- RECORDS SUPPLIED
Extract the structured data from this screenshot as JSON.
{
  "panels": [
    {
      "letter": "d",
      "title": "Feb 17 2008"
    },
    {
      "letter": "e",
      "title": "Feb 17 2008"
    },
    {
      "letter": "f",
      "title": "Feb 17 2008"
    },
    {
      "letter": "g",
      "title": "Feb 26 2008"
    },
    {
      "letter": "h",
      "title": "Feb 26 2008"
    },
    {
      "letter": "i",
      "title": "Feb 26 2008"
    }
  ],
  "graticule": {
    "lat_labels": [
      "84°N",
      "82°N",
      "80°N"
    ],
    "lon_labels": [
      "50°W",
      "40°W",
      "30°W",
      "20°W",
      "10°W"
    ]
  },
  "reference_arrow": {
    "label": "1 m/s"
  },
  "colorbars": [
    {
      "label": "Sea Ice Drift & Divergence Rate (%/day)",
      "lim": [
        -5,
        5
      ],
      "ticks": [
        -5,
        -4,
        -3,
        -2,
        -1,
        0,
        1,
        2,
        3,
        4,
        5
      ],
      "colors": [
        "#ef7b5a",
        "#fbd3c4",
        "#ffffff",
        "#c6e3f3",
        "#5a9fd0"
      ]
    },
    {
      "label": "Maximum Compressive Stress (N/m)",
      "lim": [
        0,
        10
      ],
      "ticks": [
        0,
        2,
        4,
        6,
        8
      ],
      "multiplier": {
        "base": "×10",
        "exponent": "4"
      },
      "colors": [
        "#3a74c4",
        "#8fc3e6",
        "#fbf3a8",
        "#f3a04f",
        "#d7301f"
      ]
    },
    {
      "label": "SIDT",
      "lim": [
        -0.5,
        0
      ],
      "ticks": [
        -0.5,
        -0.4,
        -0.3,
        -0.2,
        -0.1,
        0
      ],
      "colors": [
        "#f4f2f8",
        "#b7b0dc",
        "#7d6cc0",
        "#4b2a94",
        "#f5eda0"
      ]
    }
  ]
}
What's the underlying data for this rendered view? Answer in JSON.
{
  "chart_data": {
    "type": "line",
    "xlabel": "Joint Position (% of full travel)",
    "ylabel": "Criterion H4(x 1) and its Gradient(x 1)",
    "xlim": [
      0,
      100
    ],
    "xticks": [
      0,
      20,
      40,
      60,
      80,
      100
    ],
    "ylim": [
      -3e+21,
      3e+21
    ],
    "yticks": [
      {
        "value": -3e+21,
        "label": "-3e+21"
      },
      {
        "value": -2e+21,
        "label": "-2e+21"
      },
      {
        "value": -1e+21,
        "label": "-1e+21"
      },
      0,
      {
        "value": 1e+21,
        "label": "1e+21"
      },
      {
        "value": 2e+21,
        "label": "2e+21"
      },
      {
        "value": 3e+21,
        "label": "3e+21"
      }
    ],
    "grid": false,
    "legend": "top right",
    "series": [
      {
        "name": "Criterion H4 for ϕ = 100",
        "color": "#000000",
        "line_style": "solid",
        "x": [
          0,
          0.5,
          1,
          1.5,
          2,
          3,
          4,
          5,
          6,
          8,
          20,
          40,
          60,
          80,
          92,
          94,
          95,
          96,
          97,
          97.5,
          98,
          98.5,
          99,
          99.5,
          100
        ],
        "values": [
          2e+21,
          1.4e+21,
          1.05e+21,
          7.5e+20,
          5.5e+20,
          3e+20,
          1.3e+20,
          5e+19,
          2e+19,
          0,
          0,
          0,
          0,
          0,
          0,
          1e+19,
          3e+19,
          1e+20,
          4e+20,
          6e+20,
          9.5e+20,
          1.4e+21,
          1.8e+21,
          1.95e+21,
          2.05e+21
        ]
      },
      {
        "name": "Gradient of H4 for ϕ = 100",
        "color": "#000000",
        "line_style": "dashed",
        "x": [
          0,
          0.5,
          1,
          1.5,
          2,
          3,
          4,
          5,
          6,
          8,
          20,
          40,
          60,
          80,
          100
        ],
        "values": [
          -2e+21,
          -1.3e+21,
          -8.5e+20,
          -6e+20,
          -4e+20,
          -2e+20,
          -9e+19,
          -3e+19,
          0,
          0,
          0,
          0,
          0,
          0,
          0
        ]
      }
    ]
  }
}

- YOUR INSTRUCTIONS
Which lines include the word "letter"? List them all.

- RESULT FOR THIS EXERCISE
      "letter": "d",
      "letter": "e",
      "letter": "f",
      "letter": "g",
      "letter": "h",
      "letter": "i",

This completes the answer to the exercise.